#### Records shown
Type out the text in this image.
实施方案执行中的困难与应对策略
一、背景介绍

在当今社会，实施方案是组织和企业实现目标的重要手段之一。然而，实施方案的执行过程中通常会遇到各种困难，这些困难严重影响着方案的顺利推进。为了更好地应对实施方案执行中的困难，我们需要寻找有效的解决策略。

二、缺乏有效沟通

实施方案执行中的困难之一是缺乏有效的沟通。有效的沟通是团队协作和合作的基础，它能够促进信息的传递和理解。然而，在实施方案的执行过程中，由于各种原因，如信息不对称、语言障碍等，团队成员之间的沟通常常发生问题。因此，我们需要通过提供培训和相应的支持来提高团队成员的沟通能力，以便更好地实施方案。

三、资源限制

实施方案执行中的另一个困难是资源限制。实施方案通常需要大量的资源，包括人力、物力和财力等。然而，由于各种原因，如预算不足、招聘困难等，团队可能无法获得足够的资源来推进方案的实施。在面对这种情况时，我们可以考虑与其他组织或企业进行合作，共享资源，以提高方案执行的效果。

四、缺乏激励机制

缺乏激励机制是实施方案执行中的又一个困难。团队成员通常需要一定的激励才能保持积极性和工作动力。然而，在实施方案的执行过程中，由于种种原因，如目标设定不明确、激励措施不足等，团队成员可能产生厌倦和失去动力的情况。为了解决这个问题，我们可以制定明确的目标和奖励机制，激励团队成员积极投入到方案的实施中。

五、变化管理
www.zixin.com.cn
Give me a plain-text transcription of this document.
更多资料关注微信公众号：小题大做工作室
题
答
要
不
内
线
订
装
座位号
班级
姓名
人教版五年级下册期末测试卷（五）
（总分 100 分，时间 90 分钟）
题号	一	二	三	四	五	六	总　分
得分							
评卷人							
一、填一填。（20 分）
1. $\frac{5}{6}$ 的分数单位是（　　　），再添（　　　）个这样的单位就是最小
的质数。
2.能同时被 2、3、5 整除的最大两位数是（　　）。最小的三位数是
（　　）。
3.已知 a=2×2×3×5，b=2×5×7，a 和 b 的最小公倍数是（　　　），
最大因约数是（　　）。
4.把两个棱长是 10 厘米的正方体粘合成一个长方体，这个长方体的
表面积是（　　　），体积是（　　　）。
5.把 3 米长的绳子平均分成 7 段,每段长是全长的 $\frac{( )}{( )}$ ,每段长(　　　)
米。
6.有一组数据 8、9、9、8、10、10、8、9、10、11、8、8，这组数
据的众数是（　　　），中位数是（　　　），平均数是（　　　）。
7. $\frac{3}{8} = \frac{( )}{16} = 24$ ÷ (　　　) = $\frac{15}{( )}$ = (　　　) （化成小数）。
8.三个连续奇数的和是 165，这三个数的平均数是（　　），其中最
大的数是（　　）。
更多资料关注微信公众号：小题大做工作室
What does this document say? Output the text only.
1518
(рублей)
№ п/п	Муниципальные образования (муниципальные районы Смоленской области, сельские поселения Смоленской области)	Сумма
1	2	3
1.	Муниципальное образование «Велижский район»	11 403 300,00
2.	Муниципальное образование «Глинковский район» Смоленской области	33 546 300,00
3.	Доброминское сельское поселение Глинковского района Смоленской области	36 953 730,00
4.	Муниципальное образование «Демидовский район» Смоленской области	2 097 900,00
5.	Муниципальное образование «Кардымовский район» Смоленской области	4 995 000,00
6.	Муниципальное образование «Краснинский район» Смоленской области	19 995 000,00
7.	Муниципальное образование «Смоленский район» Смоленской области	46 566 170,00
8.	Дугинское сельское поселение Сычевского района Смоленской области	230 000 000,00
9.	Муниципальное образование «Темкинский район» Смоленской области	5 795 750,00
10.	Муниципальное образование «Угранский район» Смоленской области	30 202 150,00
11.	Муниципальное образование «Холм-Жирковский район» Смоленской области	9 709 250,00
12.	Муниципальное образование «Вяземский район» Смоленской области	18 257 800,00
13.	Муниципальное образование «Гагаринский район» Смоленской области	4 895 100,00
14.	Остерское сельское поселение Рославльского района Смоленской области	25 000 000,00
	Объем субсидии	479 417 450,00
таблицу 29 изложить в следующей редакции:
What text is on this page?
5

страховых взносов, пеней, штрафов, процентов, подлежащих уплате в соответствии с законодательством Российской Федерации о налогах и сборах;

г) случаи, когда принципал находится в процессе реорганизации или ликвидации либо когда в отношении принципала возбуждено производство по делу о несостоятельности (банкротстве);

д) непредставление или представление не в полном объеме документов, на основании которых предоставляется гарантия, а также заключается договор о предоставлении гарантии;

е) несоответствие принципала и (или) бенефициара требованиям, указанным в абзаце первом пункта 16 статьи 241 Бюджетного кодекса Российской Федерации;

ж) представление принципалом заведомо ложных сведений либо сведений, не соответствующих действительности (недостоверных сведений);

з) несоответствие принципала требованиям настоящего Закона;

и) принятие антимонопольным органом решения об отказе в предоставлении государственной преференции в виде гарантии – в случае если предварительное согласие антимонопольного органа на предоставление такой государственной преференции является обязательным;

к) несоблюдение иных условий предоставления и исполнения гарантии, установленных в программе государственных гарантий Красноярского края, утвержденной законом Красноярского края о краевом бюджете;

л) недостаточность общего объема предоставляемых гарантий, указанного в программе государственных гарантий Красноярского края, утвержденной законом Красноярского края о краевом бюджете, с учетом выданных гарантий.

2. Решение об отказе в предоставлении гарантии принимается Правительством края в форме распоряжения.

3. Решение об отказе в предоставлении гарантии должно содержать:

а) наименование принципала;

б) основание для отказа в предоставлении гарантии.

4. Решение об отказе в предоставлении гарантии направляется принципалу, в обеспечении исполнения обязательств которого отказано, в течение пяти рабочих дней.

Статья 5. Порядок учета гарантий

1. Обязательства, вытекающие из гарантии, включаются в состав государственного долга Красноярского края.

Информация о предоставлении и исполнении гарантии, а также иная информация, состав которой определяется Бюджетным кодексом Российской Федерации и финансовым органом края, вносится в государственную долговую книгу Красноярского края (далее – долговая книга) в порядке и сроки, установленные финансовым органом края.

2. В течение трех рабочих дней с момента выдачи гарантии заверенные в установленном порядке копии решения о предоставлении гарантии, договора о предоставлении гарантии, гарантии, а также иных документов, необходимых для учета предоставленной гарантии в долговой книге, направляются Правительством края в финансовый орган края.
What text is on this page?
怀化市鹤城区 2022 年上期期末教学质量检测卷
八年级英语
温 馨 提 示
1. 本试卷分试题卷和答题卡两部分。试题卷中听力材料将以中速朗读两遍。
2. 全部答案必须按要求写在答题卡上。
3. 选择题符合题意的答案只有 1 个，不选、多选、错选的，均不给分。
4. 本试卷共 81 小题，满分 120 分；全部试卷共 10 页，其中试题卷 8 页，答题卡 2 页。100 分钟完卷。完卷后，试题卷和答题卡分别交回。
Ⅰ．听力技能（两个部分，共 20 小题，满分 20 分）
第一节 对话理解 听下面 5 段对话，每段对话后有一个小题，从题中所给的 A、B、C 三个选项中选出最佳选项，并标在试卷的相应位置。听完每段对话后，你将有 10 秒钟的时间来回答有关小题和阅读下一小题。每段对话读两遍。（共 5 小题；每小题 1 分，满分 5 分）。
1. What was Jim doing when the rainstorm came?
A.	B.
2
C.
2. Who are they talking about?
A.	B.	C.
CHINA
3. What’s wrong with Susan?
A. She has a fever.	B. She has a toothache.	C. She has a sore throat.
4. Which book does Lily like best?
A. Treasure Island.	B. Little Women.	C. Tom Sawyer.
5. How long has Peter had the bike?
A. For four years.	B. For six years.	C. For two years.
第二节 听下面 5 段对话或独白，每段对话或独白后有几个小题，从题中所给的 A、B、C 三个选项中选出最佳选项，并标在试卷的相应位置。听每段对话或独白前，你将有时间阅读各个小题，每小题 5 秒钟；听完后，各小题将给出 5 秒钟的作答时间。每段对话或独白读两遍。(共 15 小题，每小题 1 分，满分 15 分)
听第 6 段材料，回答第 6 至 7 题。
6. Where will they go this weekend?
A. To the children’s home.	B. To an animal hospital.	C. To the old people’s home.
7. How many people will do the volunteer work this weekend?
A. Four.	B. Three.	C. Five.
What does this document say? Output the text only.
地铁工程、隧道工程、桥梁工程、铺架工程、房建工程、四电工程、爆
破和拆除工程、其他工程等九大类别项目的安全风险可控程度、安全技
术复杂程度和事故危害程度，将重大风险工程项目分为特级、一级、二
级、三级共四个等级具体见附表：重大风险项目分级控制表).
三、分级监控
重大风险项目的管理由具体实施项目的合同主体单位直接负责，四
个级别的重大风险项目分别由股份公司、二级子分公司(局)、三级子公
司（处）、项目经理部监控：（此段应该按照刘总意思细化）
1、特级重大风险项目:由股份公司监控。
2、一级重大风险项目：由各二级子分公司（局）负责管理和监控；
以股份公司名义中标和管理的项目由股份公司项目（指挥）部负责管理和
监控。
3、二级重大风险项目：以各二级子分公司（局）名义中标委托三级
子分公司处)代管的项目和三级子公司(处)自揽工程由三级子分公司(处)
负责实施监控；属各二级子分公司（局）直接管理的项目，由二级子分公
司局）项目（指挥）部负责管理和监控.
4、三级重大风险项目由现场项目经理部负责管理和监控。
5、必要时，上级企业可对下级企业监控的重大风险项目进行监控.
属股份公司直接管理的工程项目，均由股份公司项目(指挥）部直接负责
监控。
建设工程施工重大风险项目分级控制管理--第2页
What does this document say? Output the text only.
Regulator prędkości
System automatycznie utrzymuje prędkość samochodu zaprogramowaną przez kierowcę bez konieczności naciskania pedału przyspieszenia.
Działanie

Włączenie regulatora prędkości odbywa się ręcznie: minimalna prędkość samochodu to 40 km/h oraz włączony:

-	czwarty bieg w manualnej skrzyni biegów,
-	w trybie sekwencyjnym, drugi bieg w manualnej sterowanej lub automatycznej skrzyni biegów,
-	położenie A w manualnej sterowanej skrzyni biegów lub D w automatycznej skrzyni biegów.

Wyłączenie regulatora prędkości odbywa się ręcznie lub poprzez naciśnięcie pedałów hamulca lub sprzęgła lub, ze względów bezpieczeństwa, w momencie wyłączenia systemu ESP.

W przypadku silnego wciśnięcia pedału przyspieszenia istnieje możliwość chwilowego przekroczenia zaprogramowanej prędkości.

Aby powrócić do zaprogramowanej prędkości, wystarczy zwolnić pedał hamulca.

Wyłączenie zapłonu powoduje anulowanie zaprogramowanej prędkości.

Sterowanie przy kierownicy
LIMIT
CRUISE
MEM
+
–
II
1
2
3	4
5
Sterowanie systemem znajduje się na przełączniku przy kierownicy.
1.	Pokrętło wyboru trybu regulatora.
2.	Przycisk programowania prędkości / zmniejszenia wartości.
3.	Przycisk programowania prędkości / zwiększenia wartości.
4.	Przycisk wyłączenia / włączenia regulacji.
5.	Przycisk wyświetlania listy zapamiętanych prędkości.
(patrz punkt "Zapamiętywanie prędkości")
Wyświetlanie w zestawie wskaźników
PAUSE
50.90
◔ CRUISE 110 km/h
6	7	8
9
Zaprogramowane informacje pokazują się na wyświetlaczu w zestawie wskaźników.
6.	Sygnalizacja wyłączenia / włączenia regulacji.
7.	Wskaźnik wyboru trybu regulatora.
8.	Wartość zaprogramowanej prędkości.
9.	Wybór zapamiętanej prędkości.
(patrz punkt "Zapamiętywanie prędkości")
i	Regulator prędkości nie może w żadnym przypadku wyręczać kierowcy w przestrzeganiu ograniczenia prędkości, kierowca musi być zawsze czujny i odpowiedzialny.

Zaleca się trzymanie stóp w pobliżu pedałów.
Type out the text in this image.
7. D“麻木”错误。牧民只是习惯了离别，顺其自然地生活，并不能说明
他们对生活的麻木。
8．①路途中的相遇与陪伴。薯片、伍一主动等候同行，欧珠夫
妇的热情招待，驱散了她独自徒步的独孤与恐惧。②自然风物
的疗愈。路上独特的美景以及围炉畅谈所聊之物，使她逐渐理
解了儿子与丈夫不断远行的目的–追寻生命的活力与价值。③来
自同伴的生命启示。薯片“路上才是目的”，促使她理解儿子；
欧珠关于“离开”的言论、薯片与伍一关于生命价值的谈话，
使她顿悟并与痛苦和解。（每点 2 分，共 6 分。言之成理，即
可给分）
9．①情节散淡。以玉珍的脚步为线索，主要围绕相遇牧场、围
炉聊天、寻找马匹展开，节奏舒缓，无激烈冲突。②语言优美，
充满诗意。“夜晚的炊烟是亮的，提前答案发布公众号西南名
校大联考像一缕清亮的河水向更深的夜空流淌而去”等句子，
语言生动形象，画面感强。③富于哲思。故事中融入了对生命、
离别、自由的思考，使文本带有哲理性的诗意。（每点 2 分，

#### Exercise
Lines from the records above that hold "Правительством" are the ones to list.

#### Exercise response
2. Решение об отказе в предоставлении гарантии принимается Правительством края в форме распоряжения.
2. В течение трех рабочих дней с момента выдачи гарантии заверенные в установленном порядке копии решения о предоставлении гарантии, договора о предоставлении гарантии, гарантии, а также иных документов, необходимых для учета предоставленной гарантии в долговой книге, направляются Правительством края в финансовый орган края.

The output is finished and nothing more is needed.